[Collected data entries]
[Begin]

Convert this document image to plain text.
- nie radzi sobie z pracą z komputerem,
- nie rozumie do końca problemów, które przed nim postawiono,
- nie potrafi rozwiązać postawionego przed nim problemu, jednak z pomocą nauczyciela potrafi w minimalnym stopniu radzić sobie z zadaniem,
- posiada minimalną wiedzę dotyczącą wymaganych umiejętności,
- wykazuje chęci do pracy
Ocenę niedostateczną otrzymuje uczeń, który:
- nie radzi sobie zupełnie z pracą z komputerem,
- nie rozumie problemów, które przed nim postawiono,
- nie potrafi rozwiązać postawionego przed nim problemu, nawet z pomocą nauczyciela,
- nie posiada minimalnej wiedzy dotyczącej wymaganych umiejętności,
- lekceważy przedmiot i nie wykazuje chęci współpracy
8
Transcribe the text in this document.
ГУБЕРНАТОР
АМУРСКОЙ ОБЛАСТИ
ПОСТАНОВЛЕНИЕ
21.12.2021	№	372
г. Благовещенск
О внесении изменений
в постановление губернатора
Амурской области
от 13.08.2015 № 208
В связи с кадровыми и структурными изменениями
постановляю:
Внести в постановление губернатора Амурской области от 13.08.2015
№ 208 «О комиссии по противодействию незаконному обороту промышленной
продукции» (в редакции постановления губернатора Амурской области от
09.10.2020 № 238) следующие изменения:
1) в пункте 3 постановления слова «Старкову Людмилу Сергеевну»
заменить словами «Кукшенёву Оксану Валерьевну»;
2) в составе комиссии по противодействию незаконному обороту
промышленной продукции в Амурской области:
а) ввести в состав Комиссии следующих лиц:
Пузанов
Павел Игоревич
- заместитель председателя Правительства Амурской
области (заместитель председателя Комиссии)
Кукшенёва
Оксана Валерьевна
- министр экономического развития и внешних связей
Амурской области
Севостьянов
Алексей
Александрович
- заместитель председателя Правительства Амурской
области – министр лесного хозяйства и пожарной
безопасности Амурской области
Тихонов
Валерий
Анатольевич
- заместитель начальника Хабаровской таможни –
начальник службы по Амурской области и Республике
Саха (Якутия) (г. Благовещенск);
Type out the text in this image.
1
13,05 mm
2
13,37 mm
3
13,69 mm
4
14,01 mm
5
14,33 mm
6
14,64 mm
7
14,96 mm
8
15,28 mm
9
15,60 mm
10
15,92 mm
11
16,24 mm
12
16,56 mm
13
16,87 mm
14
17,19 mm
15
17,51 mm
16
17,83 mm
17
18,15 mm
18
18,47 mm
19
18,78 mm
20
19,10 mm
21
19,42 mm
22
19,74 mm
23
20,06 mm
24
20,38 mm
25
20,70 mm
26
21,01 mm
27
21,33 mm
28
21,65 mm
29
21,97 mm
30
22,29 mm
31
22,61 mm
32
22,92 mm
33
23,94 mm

[End]

Exercise:
From the records above, pull out every line containing the word "nauczyciela".

Output:
- nie potrafi rozwiązać postawionego przed nim problemu, jednak z pomocą nauczyciela potrafi w minimalnym stopniu radzić sobie z zadaniem,
- nie potrafi rozwiązać postawionego przed nim problemu, nawet z pomocą nauczyciela,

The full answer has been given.